Exercise prompt:
Gather every line from the entries below that includes "dengan".

— start Materials provided —

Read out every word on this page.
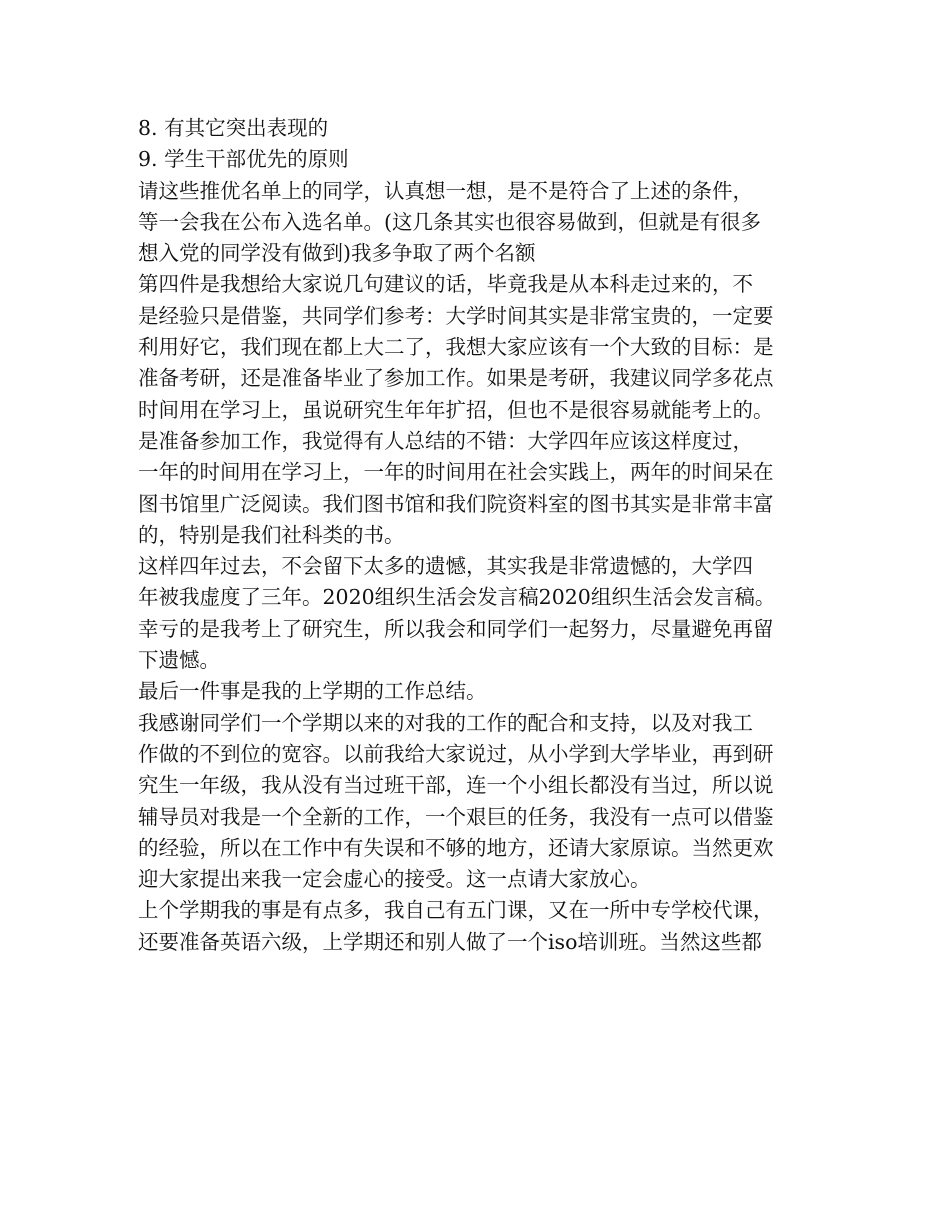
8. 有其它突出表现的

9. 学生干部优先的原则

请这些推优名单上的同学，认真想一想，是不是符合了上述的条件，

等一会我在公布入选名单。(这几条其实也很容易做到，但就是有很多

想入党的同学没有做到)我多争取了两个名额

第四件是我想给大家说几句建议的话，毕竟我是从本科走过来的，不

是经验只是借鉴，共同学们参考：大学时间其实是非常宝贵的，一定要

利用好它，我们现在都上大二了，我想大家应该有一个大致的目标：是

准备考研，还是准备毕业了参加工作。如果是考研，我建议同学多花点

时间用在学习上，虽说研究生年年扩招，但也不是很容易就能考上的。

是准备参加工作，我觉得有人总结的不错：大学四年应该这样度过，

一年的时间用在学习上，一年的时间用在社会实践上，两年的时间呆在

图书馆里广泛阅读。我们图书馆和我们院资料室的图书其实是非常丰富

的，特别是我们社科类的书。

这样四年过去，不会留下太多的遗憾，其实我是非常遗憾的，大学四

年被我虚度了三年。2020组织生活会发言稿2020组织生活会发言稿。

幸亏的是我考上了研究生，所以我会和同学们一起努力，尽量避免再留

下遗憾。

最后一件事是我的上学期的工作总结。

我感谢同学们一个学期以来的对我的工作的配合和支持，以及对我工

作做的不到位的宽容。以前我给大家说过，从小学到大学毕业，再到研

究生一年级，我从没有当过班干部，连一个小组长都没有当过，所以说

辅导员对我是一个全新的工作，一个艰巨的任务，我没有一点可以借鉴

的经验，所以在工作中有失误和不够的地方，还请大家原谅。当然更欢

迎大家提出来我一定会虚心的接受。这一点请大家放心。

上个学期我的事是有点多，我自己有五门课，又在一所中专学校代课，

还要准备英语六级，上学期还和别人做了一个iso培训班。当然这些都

— end Materials provided —
— start Materials provided —

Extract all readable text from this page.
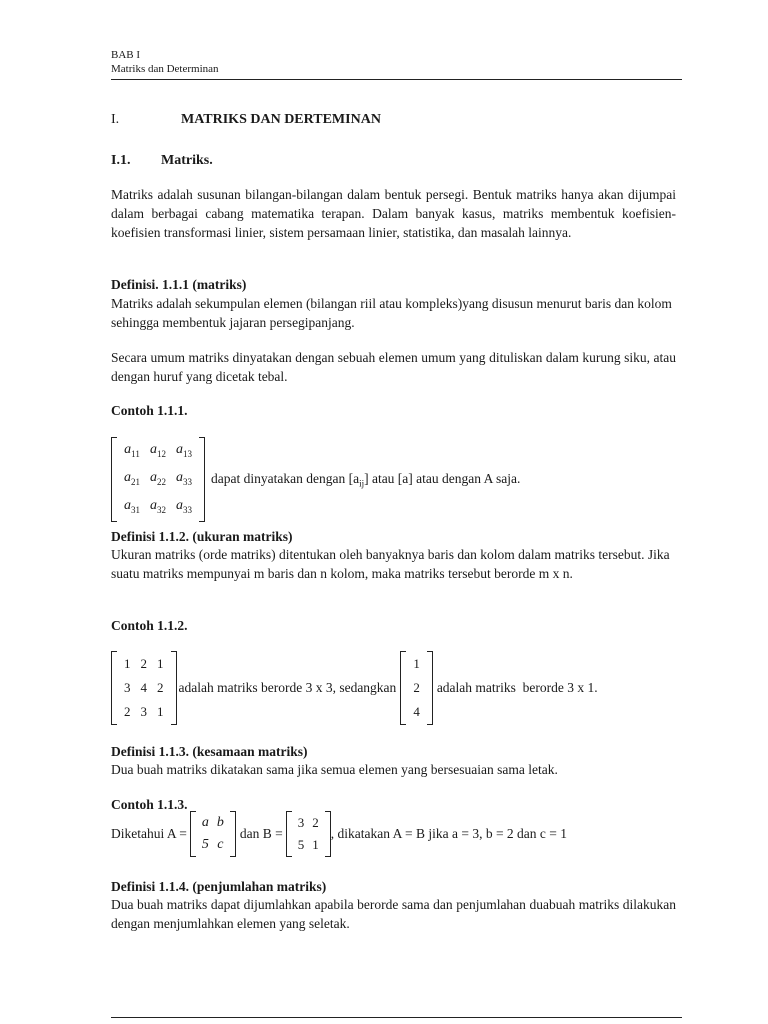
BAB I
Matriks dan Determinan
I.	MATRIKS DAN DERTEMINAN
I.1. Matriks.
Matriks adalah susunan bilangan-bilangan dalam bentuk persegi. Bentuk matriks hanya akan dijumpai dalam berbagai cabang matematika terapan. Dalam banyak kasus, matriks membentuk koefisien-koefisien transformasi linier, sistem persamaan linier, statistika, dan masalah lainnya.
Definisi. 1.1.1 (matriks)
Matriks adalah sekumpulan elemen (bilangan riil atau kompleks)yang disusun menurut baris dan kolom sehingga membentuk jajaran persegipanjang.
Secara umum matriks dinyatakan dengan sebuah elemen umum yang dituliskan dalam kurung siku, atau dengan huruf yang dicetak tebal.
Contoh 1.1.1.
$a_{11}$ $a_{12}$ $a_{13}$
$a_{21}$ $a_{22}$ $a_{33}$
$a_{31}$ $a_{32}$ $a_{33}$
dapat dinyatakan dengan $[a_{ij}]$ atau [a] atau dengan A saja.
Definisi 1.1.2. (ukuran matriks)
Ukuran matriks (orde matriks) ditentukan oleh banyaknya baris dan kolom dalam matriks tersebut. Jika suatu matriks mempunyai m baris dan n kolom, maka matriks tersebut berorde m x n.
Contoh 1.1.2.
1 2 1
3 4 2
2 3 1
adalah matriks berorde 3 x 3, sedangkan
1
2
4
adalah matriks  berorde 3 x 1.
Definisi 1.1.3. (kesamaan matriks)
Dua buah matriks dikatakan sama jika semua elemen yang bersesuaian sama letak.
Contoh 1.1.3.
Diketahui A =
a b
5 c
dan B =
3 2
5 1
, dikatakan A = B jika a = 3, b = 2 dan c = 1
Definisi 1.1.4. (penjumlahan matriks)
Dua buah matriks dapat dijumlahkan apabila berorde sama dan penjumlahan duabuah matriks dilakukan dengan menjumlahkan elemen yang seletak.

— end Materials provided —
— start Materials provided —

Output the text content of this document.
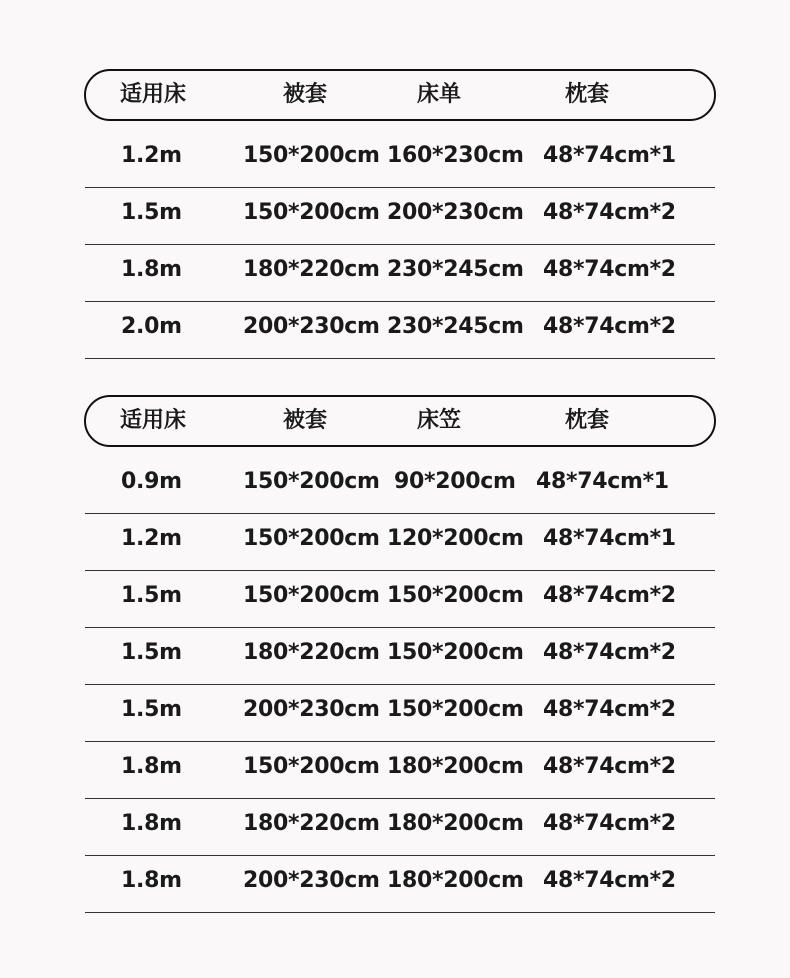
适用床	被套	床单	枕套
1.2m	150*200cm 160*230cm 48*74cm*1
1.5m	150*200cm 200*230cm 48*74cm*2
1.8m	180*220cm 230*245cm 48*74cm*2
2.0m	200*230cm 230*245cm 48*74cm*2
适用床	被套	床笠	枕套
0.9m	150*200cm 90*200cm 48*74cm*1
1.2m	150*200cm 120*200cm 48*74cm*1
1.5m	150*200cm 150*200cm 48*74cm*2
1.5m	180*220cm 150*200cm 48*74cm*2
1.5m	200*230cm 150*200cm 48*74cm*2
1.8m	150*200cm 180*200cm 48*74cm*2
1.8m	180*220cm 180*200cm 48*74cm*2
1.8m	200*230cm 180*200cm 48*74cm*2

— end Materials provided —

Complete output:
Secara umum matriks dinyatakan dengan sebuah elemen umum yang dituliskan dalam kurung siku, atau dengan huruf yang dicetak tebal.
dapat dinyatakan dengan $[a_{ij}]$ atau [a] atau dengan A saja.
Dua buah matriks dapat dijumlahkan apabila berorde sama dan penjumlahan duabuah matriks dilakukan dengan menjumlahkan elemen yang seletak.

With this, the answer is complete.